Written exercise. Starting at the line containing "point — [221, 774, 235, 789]" and ending at the line containing "point — [793, 746, 807, 761]", write out only those lines of the records, substituting "marker" for "annotation" and leaving everything else unchanged.

Exercise materials.
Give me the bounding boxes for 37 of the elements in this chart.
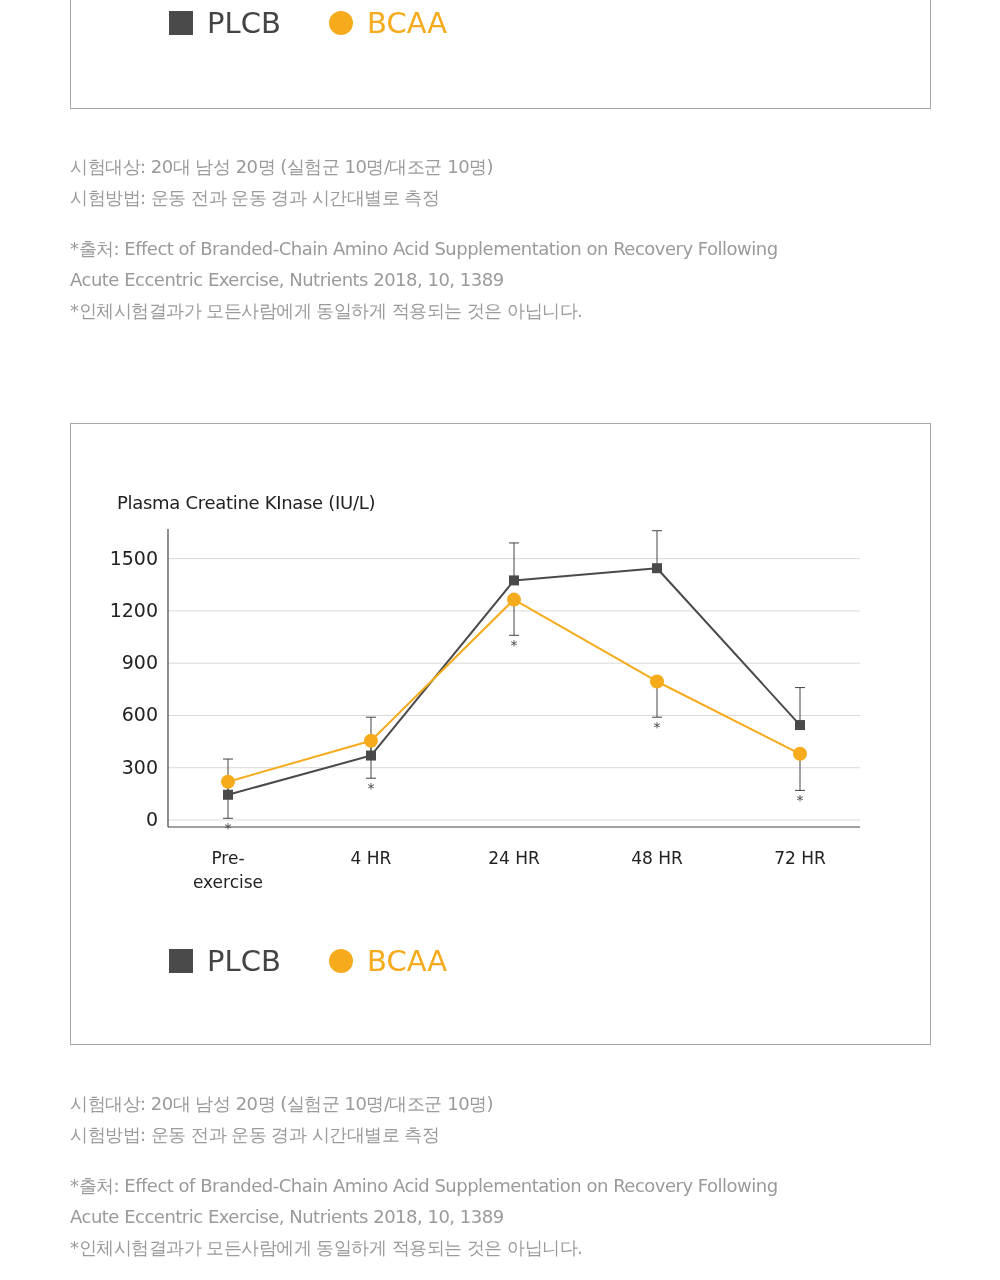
point — [221, 774, 235, 789]
point — [650, 674, 664, 689]
y-tick-label: 1200 — [108, 598, 158, 621]
annotation: * — [224, 820, 232, 837]
text: 시험대상: 20대 남성 20명 (실험군 10명/대조군 10명) — [70, 155, 495, 179]
x-tick-label: 4 HR — [349, 847, 393, 870]
point — [793, 746, 807, 761]
x-tick-label: 24 HR — [487, 847, 541, 870]
annotation: * — [510, 637, 518, 654]
text: *인체시험결과가 모든사람에게 동일하게 적용되는 것은 아닙니다. — [70, 1236, 584, 1260]
point — [652, 563, 662, 574]
point — [364, 733, 378, 748]
legend-label: PLCB — [207, 944, 281, 978]
legend-label: BCAA — [367, 944, 448, 978]
point — [795, 720, 805, 731]
text: *인체시험결과가 모든사람에게 동일하게 적용되는 것은 아닙니다. — [70, 299, 584, 323]
annotation: * — [796, 792, 804, 809]
y-axis-title: Plasma Creatine KInase (IU/L) — [117, 492, 376, 513]
annotation: * — [367, 780, 375, 797]
point — [509, 575, 519, 586]
x-tick-label: 48 HR — [630, 847, 684, 870]
y-tick-label: 1500 — [108, 546, 158, 569]
text: *출처: Effect of Branded-Chain Amino Acid Supplementation on Recovery Following Acute Eccentric Exercise, Nutrients 2018, 10, 1389 — [70, 1174, 779, 1229]
legend-label: PLCB — [207, 6, 281, 40]
y-tick-label: 600 — [120, 703, 158, 726]
text: *출처: Effect of Branded-Chain Amino Acid Supplementation on Recovery Following Acute Eccentric Exercise, Nutrients 2018, 10, 1389 — [70, 237, 779, 292]
text: 시험대상: 20대 남성 20명 (실험군 10명/대조군 10명) — [70, 1092, 495, 1116]
annotation: * — [653, 719, 661, 736]
point — [507, 592, 521, 607]
legend-label: BCAA — [367, 6, 448, 40]
x-tick-label: Pre-exercise — [191, 847, 265, 894]
text: 시험방법: 운동 전과 운동 경과 시간대별로 측정 — [70, 1123, 441, 1147]
y-tick-label: 900 — [120, 651, 158, 674]
y-tick-label: 300 — [120, 755, 158, 778]
text: 시험방법: 운동 전과 운동 경과 시간대별로 측정 — [70, 186, 441, 210]
y-tick-label: 0 — [144, 808, 158, 831]
x-tick-label: 72 HR — [773, 847, 827, 870]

Exercise solution.
point — [221, 774, 235, 789]
point — [650, 674, 664, 689]
y-tick-label: 1200 — [108, 598, 158, 621]
marker: * — [224, 820, 232, 837]
text: 시험대상: 20대 남성 20명 (실험군 10명/대조군 10명) — [70, 155, 495, 179]
x-tick-label: 4 HR — [349, 847, 393, 870]
point — [793, 746, 807, 761]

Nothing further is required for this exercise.